**REQUEST**
Report only the number of lines in this material that include "checks".

**ENTRIES PROVIDED**
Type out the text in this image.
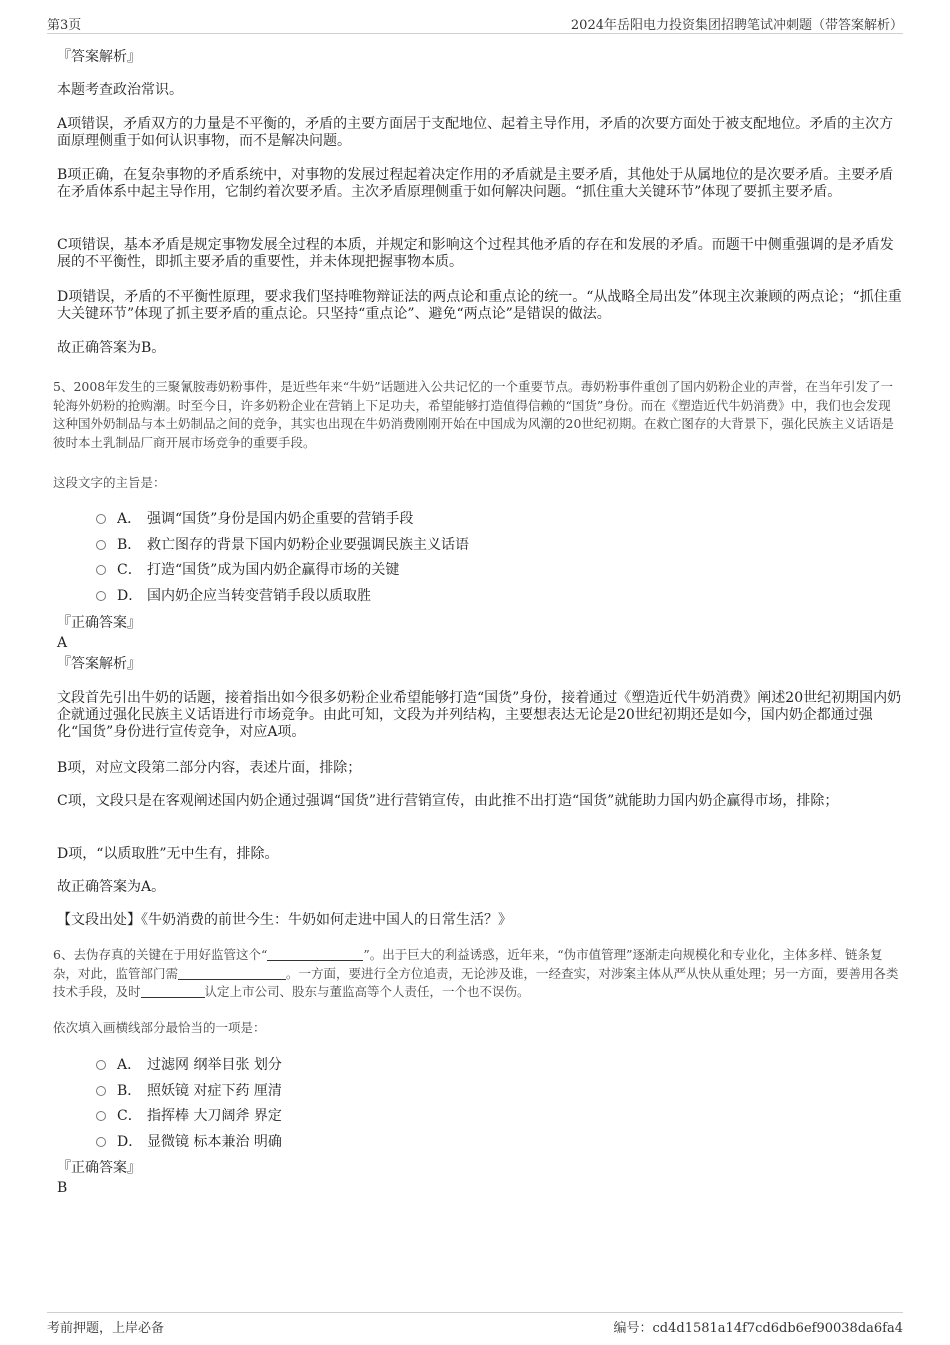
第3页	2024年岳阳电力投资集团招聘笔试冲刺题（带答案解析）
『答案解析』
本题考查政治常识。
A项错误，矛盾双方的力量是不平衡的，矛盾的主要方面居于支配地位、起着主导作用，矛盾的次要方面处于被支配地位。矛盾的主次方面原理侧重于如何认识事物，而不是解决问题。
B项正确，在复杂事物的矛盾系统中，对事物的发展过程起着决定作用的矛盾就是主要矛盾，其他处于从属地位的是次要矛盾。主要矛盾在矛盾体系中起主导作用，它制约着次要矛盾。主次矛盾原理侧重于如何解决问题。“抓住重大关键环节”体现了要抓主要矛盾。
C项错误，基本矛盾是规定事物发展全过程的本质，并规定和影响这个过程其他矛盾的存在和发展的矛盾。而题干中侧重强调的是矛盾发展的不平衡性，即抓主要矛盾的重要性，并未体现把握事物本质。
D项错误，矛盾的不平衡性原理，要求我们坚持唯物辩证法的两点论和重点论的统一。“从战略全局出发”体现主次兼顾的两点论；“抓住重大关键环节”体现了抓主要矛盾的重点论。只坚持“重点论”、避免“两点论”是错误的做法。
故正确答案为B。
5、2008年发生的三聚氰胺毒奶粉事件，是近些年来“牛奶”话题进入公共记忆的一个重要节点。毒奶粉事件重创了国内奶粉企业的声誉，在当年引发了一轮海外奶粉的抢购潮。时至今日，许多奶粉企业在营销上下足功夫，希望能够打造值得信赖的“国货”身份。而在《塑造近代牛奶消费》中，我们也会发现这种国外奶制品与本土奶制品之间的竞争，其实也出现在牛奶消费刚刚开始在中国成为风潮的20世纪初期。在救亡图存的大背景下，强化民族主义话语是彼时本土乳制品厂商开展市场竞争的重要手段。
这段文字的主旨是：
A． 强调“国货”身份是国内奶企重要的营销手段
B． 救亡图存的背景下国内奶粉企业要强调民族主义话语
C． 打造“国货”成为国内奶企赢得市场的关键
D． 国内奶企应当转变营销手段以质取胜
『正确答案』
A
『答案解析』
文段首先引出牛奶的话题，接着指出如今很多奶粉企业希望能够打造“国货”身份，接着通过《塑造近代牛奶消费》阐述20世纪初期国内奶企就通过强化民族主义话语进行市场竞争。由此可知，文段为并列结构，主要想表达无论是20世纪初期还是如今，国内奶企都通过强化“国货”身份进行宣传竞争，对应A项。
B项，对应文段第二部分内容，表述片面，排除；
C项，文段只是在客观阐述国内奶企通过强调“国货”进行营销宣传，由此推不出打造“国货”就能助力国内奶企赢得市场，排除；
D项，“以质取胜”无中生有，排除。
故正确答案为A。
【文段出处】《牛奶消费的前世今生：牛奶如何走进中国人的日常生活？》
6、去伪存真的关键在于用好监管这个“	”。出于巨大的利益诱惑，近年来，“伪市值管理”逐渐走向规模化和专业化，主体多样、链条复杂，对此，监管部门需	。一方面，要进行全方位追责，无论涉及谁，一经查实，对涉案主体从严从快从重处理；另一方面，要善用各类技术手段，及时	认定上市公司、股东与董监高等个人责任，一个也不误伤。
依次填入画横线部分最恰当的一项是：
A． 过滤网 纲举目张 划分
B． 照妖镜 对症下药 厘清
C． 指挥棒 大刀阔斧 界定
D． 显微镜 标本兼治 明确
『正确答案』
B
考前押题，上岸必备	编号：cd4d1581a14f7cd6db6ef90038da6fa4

---

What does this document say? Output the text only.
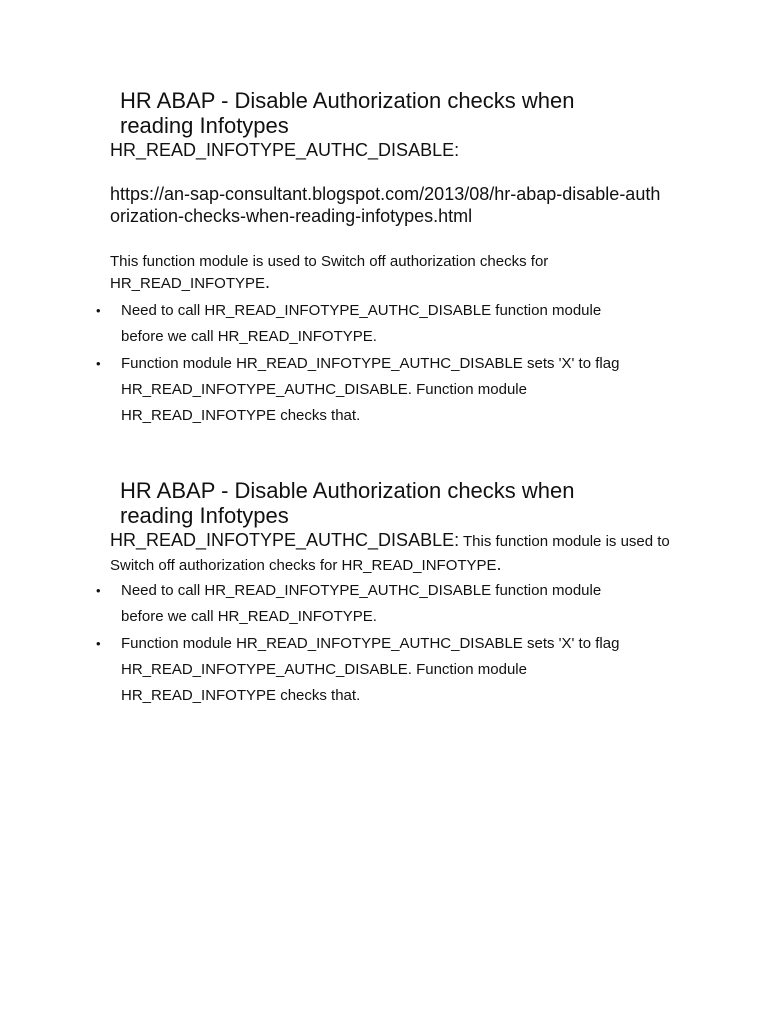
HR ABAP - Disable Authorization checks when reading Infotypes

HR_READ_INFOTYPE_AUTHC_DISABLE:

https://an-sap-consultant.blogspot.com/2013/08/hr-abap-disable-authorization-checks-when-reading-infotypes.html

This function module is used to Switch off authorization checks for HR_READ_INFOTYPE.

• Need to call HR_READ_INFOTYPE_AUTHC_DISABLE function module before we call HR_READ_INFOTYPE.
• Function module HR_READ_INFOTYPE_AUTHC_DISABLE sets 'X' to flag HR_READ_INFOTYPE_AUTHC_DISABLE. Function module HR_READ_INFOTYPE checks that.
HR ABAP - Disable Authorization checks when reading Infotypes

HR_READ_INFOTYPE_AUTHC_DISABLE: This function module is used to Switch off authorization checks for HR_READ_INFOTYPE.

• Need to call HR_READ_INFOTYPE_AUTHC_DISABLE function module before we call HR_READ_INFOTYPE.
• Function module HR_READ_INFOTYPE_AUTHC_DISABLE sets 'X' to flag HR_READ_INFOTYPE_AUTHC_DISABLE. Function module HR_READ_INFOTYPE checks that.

**TASK ANSWER**
7